→ DIRECTIVE:
Send back the records in full, character for character.

## START

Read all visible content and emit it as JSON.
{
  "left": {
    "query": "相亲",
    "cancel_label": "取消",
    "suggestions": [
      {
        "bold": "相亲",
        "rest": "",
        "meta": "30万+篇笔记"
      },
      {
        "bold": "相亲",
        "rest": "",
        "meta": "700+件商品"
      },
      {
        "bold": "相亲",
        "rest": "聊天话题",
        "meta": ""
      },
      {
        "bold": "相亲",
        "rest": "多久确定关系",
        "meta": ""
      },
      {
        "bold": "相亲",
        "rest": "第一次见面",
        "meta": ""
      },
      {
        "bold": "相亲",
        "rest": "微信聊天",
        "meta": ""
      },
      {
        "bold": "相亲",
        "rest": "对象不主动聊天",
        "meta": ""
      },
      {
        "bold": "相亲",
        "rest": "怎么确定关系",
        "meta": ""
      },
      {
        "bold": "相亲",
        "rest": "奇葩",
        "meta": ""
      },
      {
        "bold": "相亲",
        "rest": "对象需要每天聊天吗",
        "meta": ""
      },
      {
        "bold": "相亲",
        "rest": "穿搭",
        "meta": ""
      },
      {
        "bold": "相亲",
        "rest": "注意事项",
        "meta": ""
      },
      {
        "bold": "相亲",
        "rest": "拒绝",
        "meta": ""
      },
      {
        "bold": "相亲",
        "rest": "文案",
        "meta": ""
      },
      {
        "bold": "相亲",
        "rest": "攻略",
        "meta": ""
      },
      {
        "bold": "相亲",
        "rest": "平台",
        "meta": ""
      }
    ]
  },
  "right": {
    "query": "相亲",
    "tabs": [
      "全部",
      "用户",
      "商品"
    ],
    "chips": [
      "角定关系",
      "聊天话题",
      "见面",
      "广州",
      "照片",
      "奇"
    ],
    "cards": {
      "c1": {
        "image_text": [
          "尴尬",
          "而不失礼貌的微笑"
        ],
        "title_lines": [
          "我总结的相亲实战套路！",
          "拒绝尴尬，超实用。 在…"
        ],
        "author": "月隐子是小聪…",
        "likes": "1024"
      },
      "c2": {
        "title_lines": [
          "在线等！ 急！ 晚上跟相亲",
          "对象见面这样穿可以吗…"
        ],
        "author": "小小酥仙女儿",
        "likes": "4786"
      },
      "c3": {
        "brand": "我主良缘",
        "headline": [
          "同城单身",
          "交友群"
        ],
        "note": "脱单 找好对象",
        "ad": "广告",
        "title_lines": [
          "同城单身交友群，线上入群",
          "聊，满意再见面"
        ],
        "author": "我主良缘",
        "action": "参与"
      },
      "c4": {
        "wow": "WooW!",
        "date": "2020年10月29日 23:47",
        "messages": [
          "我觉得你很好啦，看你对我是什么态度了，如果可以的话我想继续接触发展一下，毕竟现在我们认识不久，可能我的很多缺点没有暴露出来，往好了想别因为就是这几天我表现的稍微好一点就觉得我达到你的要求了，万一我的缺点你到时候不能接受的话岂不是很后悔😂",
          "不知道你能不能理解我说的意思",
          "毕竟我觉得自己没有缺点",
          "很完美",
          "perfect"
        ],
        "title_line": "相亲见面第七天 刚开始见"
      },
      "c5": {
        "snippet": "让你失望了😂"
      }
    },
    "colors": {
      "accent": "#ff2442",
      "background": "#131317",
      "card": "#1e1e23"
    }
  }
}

## END

→ REPLY:
Read all visible content and emit it as JSON.
{
  "left": {
    "query": "相亲",
    "cancel_label": "取消",
    "suggestions": [
      {
        "bold": "相亲",
        "rest": "",
        "meta": "30万+篇笔记"
      },
      {
        "bold": "相亲",
        "rest": "",
        "meta": "700+件商品"
      },
      {
        "bold": "相亲",
        "rest": "聊天话题",
        "meta": ""
      },
      {
        "bold": "相亲",
        "rest": "多久确定关系",
        "meta": ""
      },
      {
        "bold": "相亲",
        "rest": "第一次见面",
        "meta": ""
      },
      {
        "bold": "相亲",
        "rest": "微信聊天",
        "meta": ""
      },
      {
        "bold": "相亲",
        "rest": "对象不主动聊天",
        "meta": ""
      },
      {
        "bold": "相亲",
        "rest": "怎么确定关系",
        "meta": ""
      },
      {
        "bold": "相亲",
        "rest": "奇葩",
        "meta": ""
      },
      {
        "bold": "相亲",
        "rest": "对象需要每天聊天吗",
        "meta": ""
      },
      {
        "bold": "相亲",
        "rest": "穿搭",
        "meta": ""
      },
      {
        "bold": "相亲",
        "rest": "注意事项",
        "meta": ""
      },
      {
        "bold": "相亲",
        "rest": "拒绝",
        "meta": ""
      },
      {
        "bold": "相亲",
        "rest": "文案",
        "meta": ""
      },
      {
        "bold": "相亲",
        "rest": "攻略",
        "meta": ""
      },
      {
        "bold": "相亲",
        "rest": "平台",
        "meta": ""
      }
    ]
  },
  "right": {
    "query": "相亲",
    "tabs": [
      "全部",
      "用户",
      "商品"
    ],
    "chips": [
      "角定关系",
      "聊天话题",
      "见面",
      "广州",
      "照片",
      "奇"
    ],
    "cards": {
      "c1": {
        "image_text": [
          "尴尬",
          "而不失礼貌的微笑"
        ],
        "title_lines": [
          "我总结的相亲实战套路！",
          "拒绝尴尬，超实用。 在…"
        ],
        "author": "月隐子是小聪…",
        "likes": "1024"
      },
      "c2": {
        "title_lines": [
          "在线等！ 急！ 晚上跟相亲",
          "对象见面这样穿可以吗…"
        ],
        "author": "小小酥仙女儿",
        "likes": "4786"
      },
      "c3": {
        "brand": "我主良缘",
        "headline": [
          "同城单身",
          "交友群"
        ],
        "note": "脱单 找好对象",
        "ad": "广告",
        "title_lines": [
          "同城单身交友群，线上入群",
          "聊，满意再见面"
        ],
        "author": "我主良缘",
        "action": "参与"
      },
      "c4": {
        "wow": "WooW!",
        "date": "2020年10月29日 23:47",
        "messages": [
          "我觉得你很好啦，看你对我是什么态度了，如果可以的话我想继续接触发展一下，毕竟现在我们认识不久，可能我的很多缺点没有暴露出来，往好了想别因为就是这几天我表现的稍微好一点就觉得我达到你的要求了，万一我的缺点你到时候不能接受的话岂不是很后悔😂",
          "不知道你能不能理解我说的意思",
          "毕竟我觉得自己没有缺点",
          "很完美",
          "perfect"
        ],
        "title_line": "相亲见面第七天 刚开始见"
      },
      "c5": {
        "snippet": "让你失望了😂"
      }
    },
    "colors": {
      "accent": "#ff2442",
      "background": "#131317",
      "card": "#1e1e23"
    }
  }
}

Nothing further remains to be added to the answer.